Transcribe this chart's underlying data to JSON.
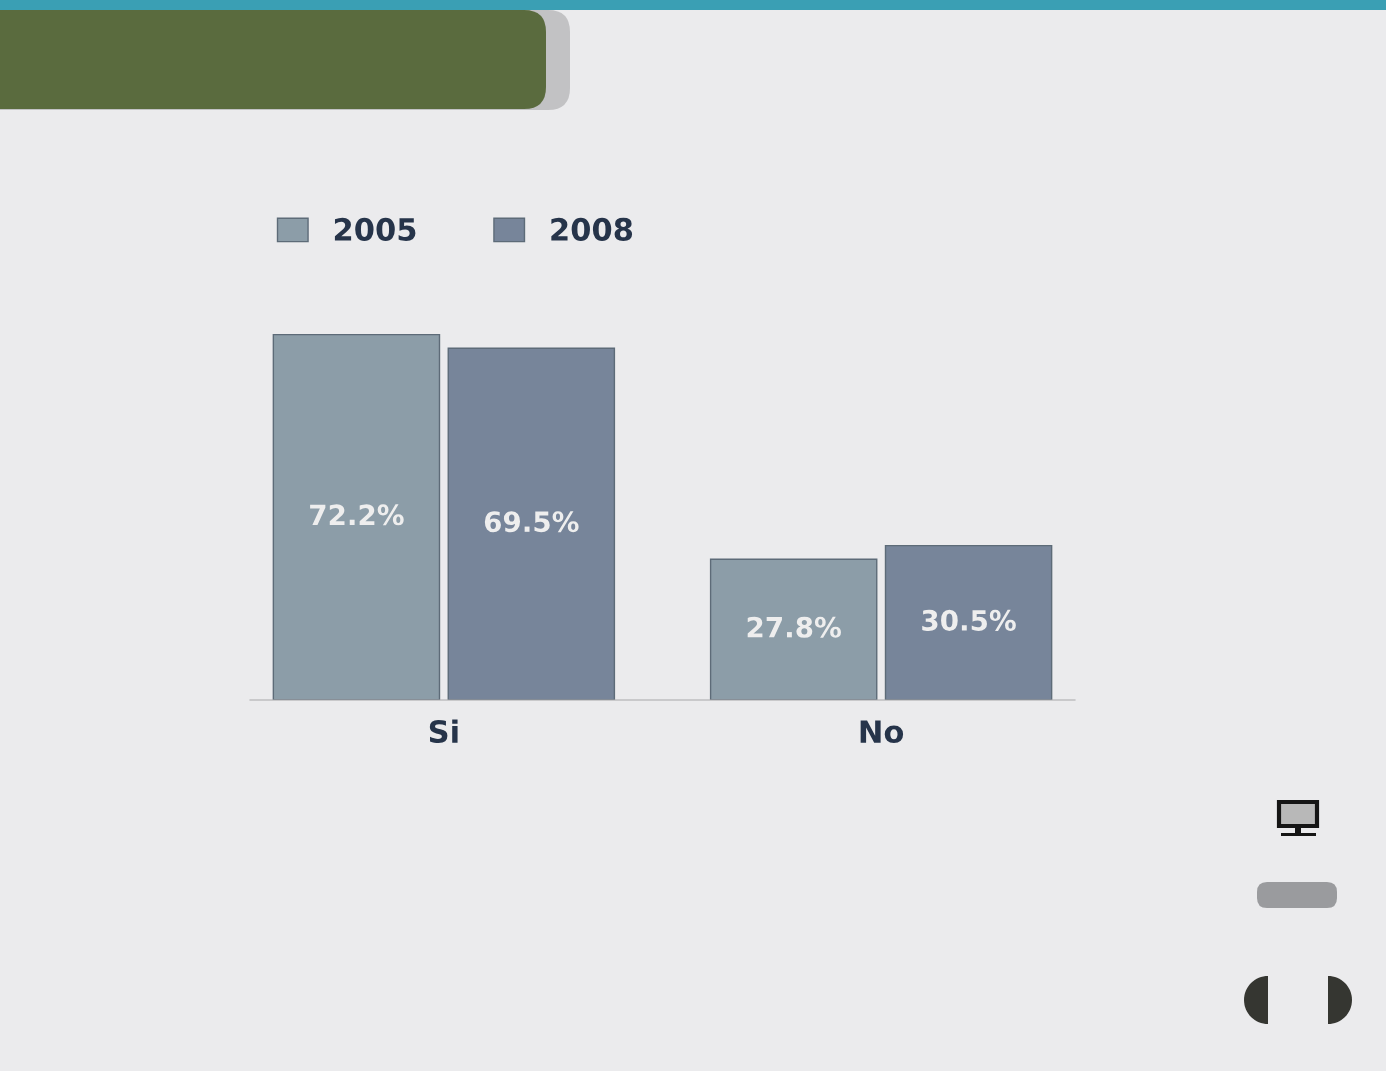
{
  "chart_data": {
    "type": "bar",
    "categories": [
      "Si",
      "No"
    ],
    "series": [
      {
        "name": "2005",
        "color": "#8c9da8",
        "values": [
          72.2,
          27.8
        ],
        "value_labels": [
          "72.2%",
          "27.8%"
        ]
      },
      {
        "name": "2008",
        "color": "#77859a",
        "values": [
          69.5,
          30.5
        ],
        "value_labels": [
          "69.5%",
          "30.5%"
        ]
      }
    ],
    "legend": "top left",
    "grid": false,
    "tick_labels": "x"
  }
}
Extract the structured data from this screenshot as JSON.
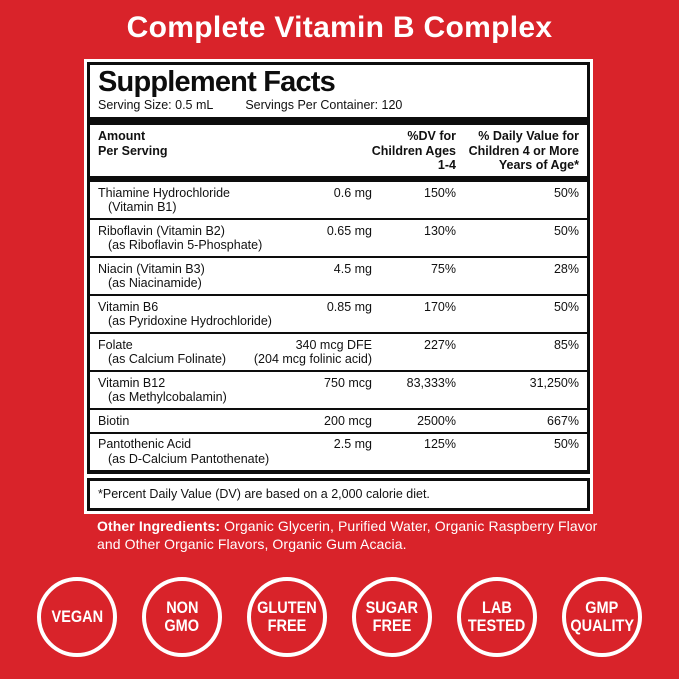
{
  "title": "Complete Vitamin B Complex",
  "colors": {
    "background": "#D9232A",
    "panel": "#FFFFFF",
    "rule": "#0D0D0D",
    "title_text": "#FFFFFF",
    "badge_ring": "#FFFFFF"
  },
  "panel": {
    "title": "Supplement Facts",
    "serving_size": "Serving Size: 0.5 mL",
    "servings_per_container": "Servings Per Container: 120",
    "columns": {
      "amount_per_serving": [
        "Amount",
        "Per Serving"
      ],
      "dv_children_1_4": [
        "%DV for",
        "Children Ages",
        "1-4"
      ],
      "dv_children_4_plus": [
        "% Daily Value for",
        "Children 4 or More",
        "Years of Age*"
      ]
    },
    "rows": [
      {
        "name": "Thiamine Hydrochloride",
        "sub": "(Vitamin B1)",
        "amount": "0.6 mg",
        "dv_children": "150%",
        "dv_adult": "50%"
      },
      {
        "name": "Riboflavin (Vitamin B2)",
        "sub": "(as Riboflavin 5-Phosphate)",
        "amount": "0.65 mg",
        "dv_children": "130%",
        "dv_adult": "50%"
      },
      {
        "name": "Niacin (Vitamin B3)",
        "sub": "(as Niacinamide)",
        "amount": "4.5 mg",
        "dv_children": "75%",
        "dv_adult": "28%"
      },
      {
        "name": "Vitamin B6",
        "sub": "(as Pyridoxine Hydrochloride)",
        "amount": "0.85 mg",
        "dv_children": "170%",
        "dv_adult": "50%"
      },
      {
        "name": "Folate",
        "sub": "(as Calcium Folinate)",
        "amount": "340 mcg DFE",
        "amount_sub": "(204 mcg folinic acid)",
        "dv_children": "227%",
        "dv_adult": "85%"
      },
      {
        "name": "Vitamin B12",
        "sub": "(as Methylcobalamin)",
        "amount": "750 mcg",
        "dv_children": "83,333%",
        "dv_adult": "31,250%"
      },
      {
        "name": "Biotin",
        "sub": "",
        "amount": "200 mcg",
        "dv_children": "2500%",
        "dv_adult": "667%"
      },
      {
        "name": "Pantothenic Acid",
        "sub": "(as D-Calcium Pantothenate)",
        "amount": "2.5 mg",
        "dv_children": "125%",
        "dv_adult": "50%"
      }
    ],
    "footnote": "*Percent Daily Value (DV) are based on a 2,000 calorie diet."
  },
  "other_ingredients": {
    "label": "Other Ingredients:",
    "lines": [
      "Organic Glycerin, Purified Water, Organic Raspberry Flavor",
      "and Other Organic Flavors, Organic Gum Acacia."
    ]
  },
  "badges": [
    {
      "lines": [
        "VEGAN"
      ]
    },
    {
      "lines": [
        "NON",
        "GMO"
      ]
    },
    {
      "lines": [
        "GLUTEN",
        "FREE"
      ]
    },
    {
      "lines": [
        "SUGAR",
        "FREE"
      ]
    },
    {
      "lines": [
        "LAB",
        "TESTED"
      ]
    },
    {
      "lines": [
        "GMP",
        "QUALITY"
      ]
    }
  ]
}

____________

## Given request
Your task is to set down the records shown above exactly, minus any pictures.

## Problem solution
Transcribe this chart's underlying data to JSON.
{
  "chart_data": {
    "type": "bar",
    "categories": [
      "Si",
      "No"
    ],
    "series": [
      {
        "name": "2005",
        "color": "#8c9da8",
        "values": [
          72.2,
          27.8
        ],
        "value_labels": [
          "72.2%",
          "27.8%"
        ]
      },
      {
        "name": "2008",
        "color": "#77859a",
        "values": [
          69.5,
          30.5
        ],
        "value_labels": [
          "69.5%",
          "30.5%"
        ]
      }
    ],
    "legend": "top left",
    "grid": false,
    "tick_labels": "x"
  }
}
Extract the structured data from this screenshot as JSON.
{
  "title": "Complete Vitamin B Complex",
  "colors": {
    "background": "#D9232A",
    "panel": "#FFFFFF",
    "rule": "#0D0D0D",
    "title_text": "#FFFFFF",
    "badge_ring": "#FFFFFF"
  },
  "panel": {
    "title": "Supplement Facts",
    "serving_size": "Serving Size: 0.5 mL",
    "servings_per_container": "Servings Per Container: 120",
    "columns": {
      "amount_per_serving": [
        "Amount",
        "Per Serving"
      ],
      "dv_children_1_4": [
        "%DV for",
        "Children Ages",
        "1-4"
      ],
      "dv_children_4_plus": [
        "% Daily Value for",
        "Children 4 or More",
        "Years of Age*"
      ]
    },
    "rows": [
      {
        "name": "Thiamine Hydrochloride",
        "sub": "(Vitamin B1)",
        "amount": "0.6 mg",
        "dv_children": "150%",
        "dv_adult": "50%"
      },
      {
        "name": "Riboflavin (Vitamin B2)",
        "sub": "(as Riboflavin 5-Phosphate)",
        "amount": "0.65 mg",
        "dv_children": "130%",
        "dv_adult": "50%"
      },
      {
        "name": "Niacin (Vitamin B3)",
        "sub": "(as Niacinamide)",
        "amount": "4.5 mg",
        "dv_children": "75%",
        "dv_adult": "28%"
      },
      {
        "name": "Vitamin B6",
        "sub": "(as Pyridoxine Hydrochloride)",
        "amount": "0.85 mg",
        "dv_children": "170%",
        "dv_adult": "50%"
      },
      {
        "name": "Folate",
        "sub": "(as Calcium Folinate)",
        "amount": "340 mcg DFE",
        "amount_sub": "(204 mcg folinic acid)",
        "dv_children": "227%",
        "dv_adult": "85%"
      },
      {
        "name": "Vitamin B12",
        "sub": "(as Methylcobalamin)",
        "amount": "750 mcg",
        "dv_children": "83,333%",
        "dv_adult": "31,250%"
      },
      {
        "name": "Biotin",
        "sub": "",
        "amount": "200 mcg",
        "dv_children": "2500%",
        "dv_adult": "667%"
      },
      {
        "name": "Pantothenic Acid",
        "sub": "(as D-Calcium Pantothenate)",
        "amount": "2.5 mg",
        "dv_children": "125%",
        "dv_adult": "50%"
      }
    ],
    "footnote": "*Percent Daily Value (DV) are based on a 2,000 calorie diet."
  },
  "other_ingredients": {
    "label": "Other Ingredients:",
    "lines": [
      "Organic Glycerin, Purified Water, Organic Raspberry Flavor",
      "and Other Organic Flavors, Organic Gum Acacia."
    ]
  },
  "badges": [
    {
      "lines": [
        "VEGAN"
      ]
    },
    {
      "lines": [
        "NON",
        "GMO"
      ]
    },
    {
      "lines": [
        "GLUTEN",
        "FREE"
      ]
    },
    {
      "lines": [
        "SUGAR",
        "FREE"
      ]
    },
    {
      "lines": [
        "LAB",
        "TESTED"
      ]
    },
    {
      "lines": [
        "GMP",
        "QUALITY"
      ]
    }
  ]
}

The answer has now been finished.